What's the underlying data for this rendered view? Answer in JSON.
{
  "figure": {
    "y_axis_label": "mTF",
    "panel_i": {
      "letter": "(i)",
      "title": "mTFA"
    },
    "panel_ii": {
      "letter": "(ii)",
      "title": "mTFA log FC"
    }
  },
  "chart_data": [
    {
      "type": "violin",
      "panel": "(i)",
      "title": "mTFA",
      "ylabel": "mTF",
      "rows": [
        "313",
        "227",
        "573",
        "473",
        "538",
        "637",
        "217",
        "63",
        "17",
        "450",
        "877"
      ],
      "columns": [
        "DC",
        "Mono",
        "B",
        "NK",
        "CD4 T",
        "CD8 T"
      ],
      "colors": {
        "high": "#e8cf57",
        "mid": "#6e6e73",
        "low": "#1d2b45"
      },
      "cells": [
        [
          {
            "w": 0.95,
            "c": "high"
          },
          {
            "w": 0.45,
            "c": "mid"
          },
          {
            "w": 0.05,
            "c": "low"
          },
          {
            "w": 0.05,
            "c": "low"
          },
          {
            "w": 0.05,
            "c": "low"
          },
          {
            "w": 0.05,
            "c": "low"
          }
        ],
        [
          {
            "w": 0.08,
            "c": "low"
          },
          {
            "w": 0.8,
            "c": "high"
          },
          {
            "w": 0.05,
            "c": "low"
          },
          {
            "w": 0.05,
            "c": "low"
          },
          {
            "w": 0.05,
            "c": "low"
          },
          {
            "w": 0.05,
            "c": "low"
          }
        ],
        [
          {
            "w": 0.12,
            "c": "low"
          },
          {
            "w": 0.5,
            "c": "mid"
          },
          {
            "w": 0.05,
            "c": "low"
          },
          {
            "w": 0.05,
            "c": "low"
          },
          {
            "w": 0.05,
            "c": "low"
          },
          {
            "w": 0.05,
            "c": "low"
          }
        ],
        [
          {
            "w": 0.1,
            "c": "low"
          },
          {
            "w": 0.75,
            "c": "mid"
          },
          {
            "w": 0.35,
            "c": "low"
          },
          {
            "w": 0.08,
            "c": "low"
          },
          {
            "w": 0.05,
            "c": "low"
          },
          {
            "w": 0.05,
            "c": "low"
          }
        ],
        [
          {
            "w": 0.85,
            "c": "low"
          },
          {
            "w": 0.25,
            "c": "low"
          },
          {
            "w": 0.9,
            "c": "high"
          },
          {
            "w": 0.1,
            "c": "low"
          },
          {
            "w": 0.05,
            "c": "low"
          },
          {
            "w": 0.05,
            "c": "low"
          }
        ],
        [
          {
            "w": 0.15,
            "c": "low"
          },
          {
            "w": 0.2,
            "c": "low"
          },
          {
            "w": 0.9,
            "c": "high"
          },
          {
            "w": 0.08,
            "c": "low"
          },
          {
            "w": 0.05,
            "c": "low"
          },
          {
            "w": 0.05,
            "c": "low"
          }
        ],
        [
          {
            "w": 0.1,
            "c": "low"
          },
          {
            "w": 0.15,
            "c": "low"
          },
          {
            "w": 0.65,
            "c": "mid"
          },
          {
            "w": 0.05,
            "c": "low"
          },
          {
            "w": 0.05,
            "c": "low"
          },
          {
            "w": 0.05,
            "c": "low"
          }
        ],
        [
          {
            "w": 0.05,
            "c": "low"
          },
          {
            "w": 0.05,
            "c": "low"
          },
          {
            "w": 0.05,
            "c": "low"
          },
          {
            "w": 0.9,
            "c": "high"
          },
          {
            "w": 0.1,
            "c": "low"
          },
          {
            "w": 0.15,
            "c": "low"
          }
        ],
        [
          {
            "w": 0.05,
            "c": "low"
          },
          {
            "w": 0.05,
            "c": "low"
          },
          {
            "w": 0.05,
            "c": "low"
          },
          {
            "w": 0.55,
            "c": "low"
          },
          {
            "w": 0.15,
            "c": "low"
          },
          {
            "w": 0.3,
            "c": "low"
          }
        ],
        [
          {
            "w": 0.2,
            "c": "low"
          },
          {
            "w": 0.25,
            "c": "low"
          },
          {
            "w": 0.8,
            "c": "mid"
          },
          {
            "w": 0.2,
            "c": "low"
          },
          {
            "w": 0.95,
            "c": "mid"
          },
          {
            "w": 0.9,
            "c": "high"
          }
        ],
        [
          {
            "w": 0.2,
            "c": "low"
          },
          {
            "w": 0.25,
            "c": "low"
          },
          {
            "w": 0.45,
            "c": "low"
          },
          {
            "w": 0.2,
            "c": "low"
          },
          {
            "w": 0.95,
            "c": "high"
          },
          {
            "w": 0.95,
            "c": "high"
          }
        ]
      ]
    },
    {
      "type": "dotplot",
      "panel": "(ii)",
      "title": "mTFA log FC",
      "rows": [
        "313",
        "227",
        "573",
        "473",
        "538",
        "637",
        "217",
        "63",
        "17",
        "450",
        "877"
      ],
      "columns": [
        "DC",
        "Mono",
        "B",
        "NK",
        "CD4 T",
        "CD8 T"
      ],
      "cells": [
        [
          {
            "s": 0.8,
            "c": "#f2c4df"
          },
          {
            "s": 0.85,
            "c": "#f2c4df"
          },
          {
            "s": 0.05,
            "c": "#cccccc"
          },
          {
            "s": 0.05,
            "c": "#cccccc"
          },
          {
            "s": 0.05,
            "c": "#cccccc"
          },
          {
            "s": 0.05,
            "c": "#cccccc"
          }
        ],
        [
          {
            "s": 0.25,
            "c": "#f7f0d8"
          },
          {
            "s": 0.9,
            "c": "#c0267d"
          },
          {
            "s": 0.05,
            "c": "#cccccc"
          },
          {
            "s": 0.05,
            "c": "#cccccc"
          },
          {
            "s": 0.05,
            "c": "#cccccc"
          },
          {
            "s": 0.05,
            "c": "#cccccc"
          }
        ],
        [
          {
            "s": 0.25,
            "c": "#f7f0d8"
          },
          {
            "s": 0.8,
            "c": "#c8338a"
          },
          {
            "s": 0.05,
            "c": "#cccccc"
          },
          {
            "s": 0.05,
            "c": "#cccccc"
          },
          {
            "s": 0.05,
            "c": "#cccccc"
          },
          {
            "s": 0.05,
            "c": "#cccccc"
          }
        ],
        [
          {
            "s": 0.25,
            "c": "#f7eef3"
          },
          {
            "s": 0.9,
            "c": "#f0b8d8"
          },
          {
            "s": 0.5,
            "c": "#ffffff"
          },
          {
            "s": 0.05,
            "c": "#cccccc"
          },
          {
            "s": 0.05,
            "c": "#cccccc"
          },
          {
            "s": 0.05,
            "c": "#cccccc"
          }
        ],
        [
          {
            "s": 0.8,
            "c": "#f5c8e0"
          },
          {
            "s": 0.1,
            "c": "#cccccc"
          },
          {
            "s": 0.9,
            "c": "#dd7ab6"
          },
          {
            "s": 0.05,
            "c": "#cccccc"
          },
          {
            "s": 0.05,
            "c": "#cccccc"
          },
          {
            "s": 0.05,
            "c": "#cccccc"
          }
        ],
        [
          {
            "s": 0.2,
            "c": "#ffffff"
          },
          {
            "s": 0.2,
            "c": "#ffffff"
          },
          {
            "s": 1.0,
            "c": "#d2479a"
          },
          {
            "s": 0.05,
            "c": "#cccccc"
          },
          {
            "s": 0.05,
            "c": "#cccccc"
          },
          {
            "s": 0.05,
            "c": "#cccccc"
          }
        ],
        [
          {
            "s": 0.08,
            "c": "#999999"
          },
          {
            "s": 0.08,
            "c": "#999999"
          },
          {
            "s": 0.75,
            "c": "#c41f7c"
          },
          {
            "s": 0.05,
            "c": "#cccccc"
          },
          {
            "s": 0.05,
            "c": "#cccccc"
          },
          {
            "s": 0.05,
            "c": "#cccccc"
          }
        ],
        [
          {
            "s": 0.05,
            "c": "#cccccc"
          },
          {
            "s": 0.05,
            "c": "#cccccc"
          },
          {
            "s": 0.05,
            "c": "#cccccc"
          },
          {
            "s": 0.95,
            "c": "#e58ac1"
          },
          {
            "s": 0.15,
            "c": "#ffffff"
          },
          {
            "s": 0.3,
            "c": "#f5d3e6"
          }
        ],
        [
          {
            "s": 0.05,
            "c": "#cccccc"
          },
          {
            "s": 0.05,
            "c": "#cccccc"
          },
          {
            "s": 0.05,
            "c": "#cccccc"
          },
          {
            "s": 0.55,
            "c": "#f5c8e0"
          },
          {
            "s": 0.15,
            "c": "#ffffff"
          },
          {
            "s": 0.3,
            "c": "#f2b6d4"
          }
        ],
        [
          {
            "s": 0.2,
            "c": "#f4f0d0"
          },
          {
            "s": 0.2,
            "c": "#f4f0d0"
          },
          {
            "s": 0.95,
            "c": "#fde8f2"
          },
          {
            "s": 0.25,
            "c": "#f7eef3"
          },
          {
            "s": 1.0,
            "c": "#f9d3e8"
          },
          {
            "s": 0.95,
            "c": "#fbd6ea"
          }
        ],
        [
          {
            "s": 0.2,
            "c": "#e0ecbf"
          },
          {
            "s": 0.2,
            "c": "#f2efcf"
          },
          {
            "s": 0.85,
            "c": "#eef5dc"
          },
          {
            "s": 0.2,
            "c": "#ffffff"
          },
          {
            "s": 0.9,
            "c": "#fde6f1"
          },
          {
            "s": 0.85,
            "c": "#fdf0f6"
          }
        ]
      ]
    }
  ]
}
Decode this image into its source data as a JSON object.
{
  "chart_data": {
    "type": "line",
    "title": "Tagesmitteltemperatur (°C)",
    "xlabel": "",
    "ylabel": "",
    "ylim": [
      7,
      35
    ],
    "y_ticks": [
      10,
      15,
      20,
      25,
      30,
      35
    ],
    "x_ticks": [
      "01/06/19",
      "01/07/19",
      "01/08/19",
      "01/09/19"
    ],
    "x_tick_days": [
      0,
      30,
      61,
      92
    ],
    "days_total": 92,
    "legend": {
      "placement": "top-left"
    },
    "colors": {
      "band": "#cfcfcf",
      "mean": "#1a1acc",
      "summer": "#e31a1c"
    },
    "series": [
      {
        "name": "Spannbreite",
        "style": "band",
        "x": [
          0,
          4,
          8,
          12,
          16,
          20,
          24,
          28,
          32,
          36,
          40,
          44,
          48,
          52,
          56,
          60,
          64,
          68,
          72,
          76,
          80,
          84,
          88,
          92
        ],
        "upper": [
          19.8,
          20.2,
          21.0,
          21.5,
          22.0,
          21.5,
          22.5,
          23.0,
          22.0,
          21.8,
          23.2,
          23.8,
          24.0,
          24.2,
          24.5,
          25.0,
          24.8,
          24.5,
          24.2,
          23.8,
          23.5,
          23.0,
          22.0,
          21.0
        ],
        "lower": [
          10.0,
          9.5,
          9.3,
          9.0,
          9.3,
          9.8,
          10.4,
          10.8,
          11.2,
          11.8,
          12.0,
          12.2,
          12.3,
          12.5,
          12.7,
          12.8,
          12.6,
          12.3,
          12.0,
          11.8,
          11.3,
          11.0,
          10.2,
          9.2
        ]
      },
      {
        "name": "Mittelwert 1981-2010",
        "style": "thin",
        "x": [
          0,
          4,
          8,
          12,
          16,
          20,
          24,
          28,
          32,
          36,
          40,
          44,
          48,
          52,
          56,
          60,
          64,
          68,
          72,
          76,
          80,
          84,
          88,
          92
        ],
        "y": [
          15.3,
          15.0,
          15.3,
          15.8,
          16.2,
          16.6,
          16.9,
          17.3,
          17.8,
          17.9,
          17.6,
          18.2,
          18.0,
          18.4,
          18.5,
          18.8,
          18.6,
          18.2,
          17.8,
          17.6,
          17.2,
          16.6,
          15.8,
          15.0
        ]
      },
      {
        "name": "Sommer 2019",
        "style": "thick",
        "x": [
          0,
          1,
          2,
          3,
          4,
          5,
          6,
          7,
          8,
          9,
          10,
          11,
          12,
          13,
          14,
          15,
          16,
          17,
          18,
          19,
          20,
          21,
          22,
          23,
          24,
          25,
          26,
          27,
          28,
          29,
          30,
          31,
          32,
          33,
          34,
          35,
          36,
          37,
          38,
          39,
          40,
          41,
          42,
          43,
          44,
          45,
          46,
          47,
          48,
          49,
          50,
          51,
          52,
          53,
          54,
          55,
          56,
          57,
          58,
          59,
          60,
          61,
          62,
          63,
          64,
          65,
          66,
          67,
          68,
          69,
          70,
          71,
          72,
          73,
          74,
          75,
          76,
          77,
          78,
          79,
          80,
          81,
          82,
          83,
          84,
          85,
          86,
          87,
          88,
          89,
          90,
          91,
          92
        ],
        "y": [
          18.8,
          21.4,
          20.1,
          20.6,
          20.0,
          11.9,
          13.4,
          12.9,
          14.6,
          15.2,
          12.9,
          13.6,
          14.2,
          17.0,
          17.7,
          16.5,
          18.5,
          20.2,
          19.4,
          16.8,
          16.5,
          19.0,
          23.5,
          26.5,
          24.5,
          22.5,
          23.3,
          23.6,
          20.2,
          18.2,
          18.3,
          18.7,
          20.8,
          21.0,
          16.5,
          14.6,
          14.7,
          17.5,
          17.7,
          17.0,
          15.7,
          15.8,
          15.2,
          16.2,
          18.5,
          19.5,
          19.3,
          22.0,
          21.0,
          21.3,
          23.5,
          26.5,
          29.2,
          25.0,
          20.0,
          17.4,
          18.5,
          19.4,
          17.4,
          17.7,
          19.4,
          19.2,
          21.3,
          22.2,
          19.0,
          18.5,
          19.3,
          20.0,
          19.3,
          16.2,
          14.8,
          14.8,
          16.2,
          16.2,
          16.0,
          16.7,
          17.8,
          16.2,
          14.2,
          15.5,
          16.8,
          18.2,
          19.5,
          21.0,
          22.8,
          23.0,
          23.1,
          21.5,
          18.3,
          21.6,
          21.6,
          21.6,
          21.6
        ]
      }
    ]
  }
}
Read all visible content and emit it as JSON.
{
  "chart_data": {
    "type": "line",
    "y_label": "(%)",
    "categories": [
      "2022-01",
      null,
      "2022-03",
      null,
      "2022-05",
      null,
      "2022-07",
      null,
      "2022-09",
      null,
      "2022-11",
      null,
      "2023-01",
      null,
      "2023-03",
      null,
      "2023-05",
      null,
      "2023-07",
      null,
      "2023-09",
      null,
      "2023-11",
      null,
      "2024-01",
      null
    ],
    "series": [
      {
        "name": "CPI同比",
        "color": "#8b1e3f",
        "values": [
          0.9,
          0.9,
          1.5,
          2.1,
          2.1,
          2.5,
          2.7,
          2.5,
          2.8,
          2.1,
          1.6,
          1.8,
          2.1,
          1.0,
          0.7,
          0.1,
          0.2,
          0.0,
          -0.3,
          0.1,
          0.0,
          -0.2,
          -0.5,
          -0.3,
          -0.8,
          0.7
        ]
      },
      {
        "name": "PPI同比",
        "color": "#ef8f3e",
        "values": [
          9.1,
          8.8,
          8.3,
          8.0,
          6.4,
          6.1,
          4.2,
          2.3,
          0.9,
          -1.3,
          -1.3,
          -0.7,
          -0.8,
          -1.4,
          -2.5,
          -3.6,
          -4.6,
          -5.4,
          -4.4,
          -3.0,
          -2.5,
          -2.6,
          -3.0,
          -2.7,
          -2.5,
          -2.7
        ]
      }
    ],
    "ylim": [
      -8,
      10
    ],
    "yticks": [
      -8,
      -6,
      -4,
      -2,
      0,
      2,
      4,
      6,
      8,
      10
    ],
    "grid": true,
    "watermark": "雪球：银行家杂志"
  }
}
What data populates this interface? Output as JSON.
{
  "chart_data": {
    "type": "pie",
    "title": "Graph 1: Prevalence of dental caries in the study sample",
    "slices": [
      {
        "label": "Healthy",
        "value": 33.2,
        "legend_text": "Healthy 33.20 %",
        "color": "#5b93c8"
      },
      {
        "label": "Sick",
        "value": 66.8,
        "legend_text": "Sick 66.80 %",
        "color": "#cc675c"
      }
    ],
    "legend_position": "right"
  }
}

___

## OBJECTIVE
Work out how many lines in the records above hold the string "name", then give only that count.

## TASK ANSWER
5